**Work to complete**. Find every line of the listing below where "this" appears, and copy it.
━━━ Recorded data ━━━
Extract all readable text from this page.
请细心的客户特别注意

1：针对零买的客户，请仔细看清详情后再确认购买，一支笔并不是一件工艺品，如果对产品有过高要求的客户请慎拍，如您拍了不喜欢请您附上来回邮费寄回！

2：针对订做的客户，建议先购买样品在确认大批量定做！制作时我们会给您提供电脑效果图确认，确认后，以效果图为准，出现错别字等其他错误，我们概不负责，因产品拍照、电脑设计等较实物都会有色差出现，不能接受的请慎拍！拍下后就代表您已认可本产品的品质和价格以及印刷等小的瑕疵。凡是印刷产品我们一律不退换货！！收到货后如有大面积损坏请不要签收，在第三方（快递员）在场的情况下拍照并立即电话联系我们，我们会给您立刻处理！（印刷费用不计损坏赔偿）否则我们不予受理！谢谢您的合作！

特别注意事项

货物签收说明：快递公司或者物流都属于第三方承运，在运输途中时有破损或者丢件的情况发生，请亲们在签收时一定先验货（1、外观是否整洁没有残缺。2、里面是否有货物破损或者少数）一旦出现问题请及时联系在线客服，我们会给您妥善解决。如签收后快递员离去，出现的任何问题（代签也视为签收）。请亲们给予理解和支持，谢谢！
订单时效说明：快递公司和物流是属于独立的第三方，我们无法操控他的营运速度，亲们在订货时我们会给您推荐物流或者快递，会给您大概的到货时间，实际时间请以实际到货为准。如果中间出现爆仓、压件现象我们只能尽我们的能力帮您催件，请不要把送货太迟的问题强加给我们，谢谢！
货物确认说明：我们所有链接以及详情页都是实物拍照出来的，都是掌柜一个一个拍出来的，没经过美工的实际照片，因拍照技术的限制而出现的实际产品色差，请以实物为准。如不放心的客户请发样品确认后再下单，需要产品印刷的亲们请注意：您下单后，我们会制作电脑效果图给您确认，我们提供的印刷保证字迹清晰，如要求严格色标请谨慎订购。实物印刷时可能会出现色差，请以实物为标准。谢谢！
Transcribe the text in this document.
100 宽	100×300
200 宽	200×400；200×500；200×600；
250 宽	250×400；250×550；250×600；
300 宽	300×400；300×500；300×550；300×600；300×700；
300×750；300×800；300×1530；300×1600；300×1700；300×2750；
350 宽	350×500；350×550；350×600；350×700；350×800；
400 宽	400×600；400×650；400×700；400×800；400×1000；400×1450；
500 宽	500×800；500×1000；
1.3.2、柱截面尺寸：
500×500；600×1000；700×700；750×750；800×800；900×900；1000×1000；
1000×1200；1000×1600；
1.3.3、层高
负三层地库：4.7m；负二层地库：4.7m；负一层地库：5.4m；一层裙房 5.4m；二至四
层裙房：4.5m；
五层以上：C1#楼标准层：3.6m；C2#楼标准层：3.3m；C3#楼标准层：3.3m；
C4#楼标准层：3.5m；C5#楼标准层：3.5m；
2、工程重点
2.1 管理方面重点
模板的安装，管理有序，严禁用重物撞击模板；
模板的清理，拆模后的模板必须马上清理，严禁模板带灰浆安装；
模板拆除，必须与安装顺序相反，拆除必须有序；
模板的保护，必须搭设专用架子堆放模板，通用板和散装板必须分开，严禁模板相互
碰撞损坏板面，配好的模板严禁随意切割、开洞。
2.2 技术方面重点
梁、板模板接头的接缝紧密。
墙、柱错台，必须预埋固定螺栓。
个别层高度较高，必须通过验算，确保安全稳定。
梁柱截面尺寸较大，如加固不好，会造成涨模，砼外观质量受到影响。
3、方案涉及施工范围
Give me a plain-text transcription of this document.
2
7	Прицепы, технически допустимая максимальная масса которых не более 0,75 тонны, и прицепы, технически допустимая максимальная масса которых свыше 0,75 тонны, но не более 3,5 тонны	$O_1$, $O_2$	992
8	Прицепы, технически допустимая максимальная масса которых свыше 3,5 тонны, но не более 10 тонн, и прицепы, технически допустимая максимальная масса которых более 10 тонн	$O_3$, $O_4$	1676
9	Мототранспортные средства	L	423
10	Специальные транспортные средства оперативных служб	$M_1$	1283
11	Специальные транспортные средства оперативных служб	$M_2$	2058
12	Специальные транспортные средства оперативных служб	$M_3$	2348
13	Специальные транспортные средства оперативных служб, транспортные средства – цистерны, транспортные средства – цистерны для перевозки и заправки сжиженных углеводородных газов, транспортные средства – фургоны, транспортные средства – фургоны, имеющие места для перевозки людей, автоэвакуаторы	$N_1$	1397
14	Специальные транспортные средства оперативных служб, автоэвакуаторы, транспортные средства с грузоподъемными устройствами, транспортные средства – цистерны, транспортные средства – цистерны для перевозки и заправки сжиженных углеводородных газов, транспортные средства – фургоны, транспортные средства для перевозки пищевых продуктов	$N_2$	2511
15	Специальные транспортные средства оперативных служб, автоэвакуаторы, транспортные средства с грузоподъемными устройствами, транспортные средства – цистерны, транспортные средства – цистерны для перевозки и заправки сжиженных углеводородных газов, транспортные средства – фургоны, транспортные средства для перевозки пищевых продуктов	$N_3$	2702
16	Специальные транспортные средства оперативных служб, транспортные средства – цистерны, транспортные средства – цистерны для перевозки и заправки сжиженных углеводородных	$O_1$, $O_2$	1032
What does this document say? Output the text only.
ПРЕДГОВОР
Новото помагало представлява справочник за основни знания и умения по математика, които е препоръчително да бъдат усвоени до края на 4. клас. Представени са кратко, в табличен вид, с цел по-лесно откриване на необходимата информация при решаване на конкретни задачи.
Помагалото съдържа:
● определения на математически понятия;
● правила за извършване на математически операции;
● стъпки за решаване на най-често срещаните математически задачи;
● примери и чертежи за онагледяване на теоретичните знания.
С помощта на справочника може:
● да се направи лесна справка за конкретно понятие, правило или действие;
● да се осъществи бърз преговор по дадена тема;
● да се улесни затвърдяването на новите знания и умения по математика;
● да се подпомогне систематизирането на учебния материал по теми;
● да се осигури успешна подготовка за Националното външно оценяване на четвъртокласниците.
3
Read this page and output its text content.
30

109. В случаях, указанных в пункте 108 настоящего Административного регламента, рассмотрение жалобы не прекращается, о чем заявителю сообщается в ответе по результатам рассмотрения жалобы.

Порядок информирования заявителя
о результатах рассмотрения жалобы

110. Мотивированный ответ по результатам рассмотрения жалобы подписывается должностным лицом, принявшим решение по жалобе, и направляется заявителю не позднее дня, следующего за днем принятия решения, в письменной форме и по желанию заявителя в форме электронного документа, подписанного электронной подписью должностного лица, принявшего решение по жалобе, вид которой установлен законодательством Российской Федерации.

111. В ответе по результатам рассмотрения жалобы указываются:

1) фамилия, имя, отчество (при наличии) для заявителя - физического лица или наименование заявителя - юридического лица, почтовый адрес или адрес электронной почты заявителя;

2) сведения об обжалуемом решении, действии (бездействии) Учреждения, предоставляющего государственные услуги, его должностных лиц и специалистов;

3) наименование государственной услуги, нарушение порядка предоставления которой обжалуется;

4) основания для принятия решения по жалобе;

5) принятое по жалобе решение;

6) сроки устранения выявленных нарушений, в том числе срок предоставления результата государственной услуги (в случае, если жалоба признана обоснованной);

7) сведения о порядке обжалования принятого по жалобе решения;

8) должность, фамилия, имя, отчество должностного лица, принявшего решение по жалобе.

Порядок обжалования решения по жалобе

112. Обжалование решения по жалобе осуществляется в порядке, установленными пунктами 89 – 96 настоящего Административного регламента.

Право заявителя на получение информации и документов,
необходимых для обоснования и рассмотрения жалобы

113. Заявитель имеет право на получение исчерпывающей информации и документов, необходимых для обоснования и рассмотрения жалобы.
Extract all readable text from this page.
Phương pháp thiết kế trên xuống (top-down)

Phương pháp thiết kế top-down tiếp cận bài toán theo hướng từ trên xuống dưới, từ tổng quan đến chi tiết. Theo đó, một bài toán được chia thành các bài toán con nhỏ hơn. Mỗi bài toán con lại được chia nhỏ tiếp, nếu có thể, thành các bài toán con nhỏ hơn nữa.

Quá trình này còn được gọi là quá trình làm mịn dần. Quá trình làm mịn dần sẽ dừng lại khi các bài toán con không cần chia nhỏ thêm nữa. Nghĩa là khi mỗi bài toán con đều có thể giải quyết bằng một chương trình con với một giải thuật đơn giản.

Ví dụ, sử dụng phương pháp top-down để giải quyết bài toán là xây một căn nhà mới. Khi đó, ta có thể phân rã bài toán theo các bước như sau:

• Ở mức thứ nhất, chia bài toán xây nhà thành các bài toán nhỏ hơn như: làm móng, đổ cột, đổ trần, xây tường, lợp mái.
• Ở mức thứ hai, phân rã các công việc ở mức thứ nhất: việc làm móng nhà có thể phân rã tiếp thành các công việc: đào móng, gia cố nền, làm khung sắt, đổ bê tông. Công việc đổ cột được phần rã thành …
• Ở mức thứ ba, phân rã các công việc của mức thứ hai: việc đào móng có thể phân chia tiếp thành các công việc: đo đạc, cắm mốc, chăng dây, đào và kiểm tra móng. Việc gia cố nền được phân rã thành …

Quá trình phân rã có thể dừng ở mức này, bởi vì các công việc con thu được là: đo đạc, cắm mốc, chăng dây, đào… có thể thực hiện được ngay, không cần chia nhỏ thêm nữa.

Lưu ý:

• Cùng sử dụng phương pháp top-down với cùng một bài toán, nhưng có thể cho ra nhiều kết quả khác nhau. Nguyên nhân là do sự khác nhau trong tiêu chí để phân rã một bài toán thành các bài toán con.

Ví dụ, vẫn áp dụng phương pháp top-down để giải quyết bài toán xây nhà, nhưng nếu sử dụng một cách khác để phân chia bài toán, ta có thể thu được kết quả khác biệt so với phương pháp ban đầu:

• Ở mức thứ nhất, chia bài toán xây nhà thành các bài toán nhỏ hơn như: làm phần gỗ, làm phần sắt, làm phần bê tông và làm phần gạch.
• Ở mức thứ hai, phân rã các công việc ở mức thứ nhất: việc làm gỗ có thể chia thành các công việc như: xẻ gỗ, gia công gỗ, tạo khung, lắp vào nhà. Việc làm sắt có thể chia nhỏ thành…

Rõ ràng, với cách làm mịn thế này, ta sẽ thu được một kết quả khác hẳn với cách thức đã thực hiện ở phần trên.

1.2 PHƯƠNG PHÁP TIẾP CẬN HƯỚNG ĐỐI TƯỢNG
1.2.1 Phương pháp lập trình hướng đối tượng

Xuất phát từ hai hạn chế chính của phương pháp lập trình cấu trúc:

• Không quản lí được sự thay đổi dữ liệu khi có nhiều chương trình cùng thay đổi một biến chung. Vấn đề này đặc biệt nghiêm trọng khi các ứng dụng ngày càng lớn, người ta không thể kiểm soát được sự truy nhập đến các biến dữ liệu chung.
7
━━━
**Correct output**.
Extract all readable text from this page.
Transcribe the text in this document.
Give me a plain-text transcription of this document.
What does this document say? Output the text only.
Read this page and output its text content.
Extract all readable text from this page.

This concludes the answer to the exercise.